Stored records:
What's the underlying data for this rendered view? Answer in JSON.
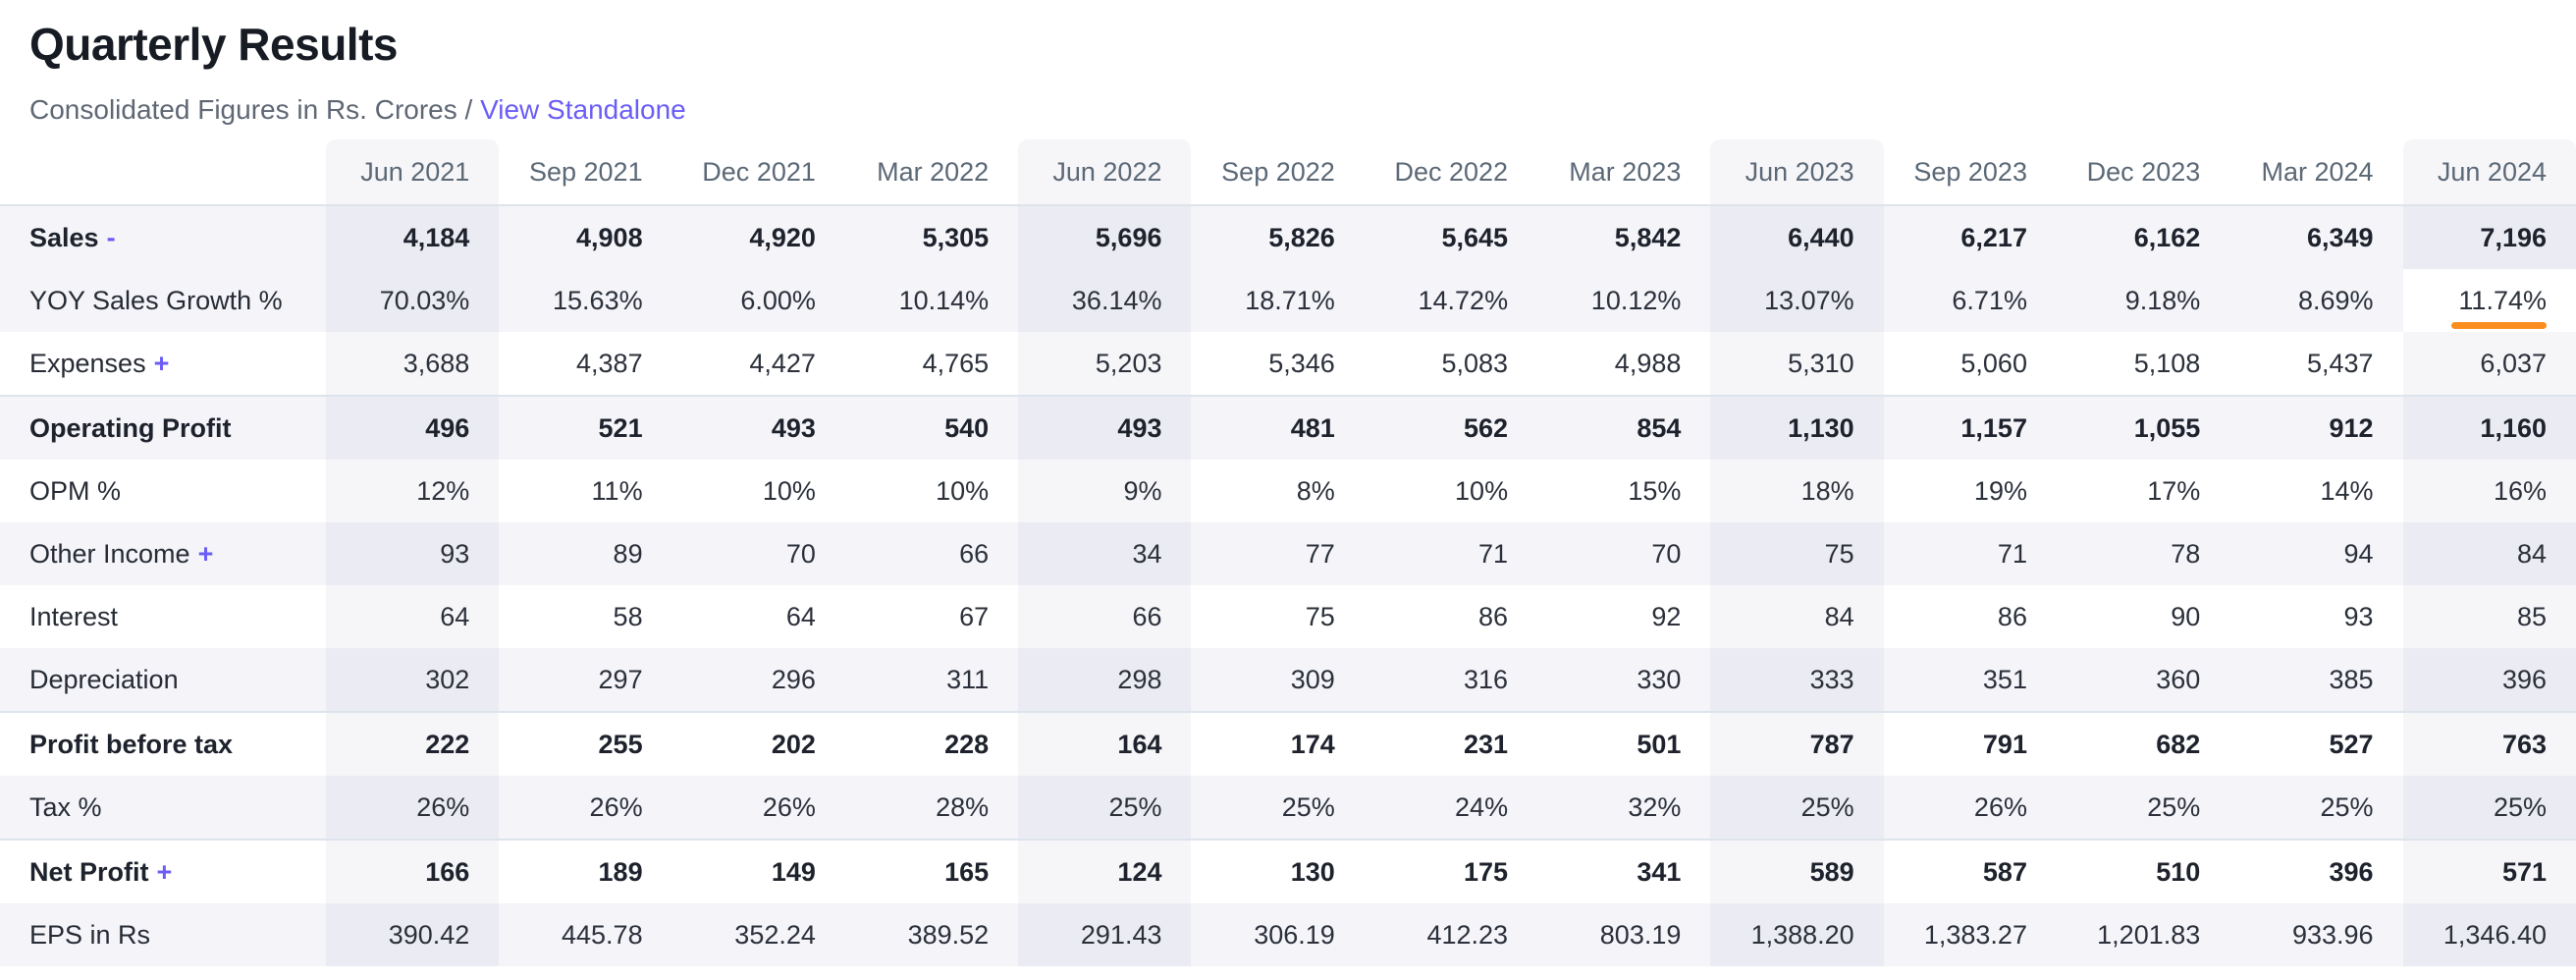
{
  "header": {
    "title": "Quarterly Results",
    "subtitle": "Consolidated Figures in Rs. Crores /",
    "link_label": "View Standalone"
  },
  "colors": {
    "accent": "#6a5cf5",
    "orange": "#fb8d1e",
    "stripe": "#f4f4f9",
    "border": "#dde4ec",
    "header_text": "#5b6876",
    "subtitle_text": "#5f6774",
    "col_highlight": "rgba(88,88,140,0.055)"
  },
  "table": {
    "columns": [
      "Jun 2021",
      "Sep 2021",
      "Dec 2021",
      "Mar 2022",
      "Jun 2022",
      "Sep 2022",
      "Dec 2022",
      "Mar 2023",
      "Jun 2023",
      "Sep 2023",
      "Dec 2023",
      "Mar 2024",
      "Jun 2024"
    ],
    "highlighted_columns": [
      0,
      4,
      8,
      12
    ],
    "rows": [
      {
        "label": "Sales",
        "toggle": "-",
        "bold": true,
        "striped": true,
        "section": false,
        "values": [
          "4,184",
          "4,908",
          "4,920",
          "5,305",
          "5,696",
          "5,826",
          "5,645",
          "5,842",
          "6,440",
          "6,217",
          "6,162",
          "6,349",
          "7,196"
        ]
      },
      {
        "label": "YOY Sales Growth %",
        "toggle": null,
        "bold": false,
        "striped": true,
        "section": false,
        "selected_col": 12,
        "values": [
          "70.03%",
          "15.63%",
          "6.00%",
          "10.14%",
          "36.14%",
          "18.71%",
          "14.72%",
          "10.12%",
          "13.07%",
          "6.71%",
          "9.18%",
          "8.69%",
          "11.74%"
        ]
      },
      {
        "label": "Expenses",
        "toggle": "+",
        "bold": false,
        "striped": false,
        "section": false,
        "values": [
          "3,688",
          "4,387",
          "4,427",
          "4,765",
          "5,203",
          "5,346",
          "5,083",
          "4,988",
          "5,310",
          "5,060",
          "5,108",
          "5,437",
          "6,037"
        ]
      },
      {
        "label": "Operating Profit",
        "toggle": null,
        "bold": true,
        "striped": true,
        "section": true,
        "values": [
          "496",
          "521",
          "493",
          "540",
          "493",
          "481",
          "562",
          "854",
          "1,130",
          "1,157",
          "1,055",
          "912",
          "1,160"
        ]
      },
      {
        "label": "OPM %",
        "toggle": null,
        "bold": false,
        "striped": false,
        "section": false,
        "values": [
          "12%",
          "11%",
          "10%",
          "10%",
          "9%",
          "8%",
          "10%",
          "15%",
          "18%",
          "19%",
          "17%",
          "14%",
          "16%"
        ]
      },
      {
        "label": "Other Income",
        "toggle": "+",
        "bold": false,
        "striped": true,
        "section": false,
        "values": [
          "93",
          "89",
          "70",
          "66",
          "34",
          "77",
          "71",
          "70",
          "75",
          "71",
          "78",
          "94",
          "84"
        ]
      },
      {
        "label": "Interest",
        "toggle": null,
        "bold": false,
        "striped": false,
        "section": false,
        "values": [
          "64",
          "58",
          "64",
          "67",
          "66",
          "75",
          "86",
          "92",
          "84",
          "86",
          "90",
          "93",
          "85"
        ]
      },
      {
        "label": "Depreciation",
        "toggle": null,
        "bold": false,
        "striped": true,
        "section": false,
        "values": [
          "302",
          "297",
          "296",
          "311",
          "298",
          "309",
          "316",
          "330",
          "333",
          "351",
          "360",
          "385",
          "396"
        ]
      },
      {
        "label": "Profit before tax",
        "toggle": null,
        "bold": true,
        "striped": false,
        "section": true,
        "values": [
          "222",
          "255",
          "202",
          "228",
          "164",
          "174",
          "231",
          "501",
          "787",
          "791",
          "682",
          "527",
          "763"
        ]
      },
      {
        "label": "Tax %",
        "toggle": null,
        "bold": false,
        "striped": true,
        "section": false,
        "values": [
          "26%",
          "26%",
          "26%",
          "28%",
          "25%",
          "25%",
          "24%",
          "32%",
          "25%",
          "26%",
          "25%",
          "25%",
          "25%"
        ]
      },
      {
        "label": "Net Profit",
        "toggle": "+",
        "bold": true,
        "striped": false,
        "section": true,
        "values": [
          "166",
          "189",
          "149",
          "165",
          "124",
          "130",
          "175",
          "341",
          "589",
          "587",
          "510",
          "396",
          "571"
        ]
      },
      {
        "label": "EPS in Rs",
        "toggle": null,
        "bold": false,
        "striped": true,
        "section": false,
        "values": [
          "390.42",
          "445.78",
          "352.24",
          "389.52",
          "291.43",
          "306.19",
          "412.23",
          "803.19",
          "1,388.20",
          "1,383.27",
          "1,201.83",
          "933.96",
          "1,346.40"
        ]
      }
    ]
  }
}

▶ **YOUR GOAL**
In the data above, tally the lines holding "Profit" and answer with the figure only.

▶ **RESULT FOR THIS EXERCISE**
3